GIVEN EXERCISE:
Seek out every line containing the word "text", and copy each.

** Begin DATA SHOWN **

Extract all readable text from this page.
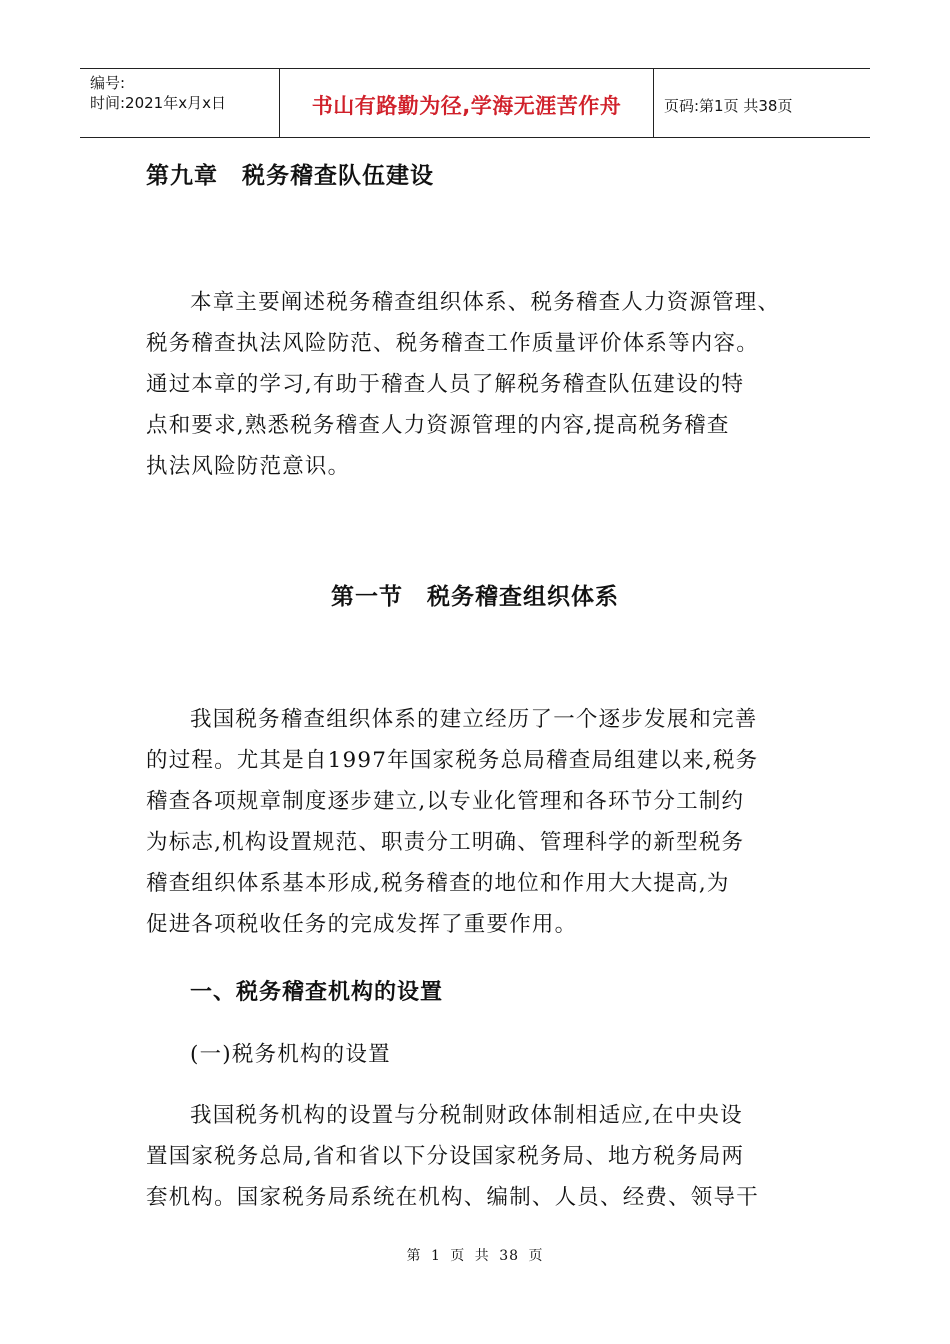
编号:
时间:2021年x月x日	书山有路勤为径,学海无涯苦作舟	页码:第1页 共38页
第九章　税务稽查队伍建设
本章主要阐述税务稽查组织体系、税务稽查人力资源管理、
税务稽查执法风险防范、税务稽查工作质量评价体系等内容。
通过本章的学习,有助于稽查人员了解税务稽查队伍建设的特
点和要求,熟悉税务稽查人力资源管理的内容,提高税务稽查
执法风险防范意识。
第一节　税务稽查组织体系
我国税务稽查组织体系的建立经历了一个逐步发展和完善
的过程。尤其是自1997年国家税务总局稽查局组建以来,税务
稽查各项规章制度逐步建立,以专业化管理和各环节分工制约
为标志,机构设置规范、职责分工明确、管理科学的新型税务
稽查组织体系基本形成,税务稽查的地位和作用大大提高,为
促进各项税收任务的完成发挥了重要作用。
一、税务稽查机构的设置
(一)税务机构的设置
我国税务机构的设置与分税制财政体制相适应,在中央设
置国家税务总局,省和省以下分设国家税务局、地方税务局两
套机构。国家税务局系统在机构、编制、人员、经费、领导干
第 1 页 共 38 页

** End DATA SHOWN **
** Begin DATA SHOWN **

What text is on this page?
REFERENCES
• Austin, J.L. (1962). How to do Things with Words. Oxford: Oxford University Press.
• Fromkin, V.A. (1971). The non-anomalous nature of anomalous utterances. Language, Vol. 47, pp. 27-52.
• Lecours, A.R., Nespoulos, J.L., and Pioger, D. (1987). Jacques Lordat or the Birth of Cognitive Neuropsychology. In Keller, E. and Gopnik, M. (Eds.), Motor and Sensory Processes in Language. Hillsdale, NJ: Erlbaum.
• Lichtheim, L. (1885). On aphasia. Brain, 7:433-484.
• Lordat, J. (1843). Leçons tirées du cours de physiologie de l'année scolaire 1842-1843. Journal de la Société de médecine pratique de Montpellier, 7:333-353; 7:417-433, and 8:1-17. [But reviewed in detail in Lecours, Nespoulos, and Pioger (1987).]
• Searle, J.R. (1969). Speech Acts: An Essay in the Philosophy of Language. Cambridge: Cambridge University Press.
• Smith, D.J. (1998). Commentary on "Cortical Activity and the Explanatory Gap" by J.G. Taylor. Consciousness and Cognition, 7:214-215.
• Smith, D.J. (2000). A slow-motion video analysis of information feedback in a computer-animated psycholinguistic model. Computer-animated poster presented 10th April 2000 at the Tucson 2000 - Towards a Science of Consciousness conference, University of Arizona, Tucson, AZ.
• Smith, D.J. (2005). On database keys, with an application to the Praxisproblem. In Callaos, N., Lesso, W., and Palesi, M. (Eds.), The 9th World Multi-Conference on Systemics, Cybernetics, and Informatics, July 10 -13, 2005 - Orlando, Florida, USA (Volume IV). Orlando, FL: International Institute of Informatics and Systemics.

** End DATA SHOWN **

ANSWER TO THIS PROBLEM:
Extract all readable text from this page.
What text is on this page?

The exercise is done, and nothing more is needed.